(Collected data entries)

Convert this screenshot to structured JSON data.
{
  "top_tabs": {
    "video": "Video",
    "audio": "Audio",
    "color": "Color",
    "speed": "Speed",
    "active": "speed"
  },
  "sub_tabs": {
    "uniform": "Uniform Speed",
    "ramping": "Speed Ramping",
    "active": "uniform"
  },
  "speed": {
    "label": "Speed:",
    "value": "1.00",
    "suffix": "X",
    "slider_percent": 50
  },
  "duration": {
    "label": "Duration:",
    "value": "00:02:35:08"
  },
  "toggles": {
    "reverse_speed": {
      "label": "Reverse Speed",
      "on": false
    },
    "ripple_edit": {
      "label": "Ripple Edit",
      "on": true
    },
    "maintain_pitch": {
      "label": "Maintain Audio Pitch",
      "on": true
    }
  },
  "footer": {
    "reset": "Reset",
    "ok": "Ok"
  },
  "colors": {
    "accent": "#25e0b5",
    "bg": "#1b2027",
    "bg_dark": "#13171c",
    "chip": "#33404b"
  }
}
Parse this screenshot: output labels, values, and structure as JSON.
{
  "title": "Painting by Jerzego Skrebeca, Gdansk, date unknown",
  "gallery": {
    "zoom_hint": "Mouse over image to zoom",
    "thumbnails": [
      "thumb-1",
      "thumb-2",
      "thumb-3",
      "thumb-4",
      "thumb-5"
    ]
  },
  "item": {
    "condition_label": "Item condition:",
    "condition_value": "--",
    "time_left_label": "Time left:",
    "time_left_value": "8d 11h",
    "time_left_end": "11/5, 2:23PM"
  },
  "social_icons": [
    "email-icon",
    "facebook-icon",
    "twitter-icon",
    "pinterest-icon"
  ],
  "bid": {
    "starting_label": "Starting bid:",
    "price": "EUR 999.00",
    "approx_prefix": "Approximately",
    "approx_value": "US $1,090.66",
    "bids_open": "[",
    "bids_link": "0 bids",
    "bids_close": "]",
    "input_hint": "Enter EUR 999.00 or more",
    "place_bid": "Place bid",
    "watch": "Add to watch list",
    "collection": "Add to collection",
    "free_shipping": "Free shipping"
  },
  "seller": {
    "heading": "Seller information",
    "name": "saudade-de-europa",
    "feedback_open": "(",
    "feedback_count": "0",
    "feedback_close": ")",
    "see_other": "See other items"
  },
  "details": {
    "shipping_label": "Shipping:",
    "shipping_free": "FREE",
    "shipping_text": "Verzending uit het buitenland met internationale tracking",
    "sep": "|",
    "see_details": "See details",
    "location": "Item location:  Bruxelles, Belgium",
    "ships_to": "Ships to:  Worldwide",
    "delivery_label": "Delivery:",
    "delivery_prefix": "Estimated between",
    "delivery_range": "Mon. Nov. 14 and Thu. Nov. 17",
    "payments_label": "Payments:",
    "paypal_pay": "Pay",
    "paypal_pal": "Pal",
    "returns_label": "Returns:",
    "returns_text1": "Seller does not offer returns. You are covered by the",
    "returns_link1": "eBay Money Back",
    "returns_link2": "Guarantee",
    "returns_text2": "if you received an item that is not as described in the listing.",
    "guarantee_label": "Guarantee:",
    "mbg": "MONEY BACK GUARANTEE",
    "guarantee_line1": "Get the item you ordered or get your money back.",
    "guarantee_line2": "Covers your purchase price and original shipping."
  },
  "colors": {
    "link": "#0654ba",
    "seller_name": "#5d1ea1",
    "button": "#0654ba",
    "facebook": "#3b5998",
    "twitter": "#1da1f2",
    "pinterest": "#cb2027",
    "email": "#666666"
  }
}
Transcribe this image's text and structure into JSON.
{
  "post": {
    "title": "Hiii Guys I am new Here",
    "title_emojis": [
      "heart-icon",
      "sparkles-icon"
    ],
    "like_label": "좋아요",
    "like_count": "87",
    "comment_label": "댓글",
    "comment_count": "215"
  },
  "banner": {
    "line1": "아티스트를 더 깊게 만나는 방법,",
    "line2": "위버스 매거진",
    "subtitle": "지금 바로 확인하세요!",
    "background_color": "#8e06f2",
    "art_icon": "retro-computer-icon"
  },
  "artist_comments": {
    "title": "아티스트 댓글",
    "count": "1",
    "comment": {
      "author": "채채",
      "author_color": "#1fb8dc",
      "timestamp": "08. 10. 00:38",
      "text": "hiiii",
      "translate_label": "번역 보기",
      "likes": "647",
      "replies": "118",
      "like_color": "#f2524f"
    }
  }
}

§ **WORK TO BE COMPLETED**: From the data above, copy each line that has the string "this".

§ **COMPLETED TASK**:
Convert this screenshot to structured JSON data.
Parse this screenshot: output labels, values, and structure as JSON.
Transcribe this image's text and structure into JSON.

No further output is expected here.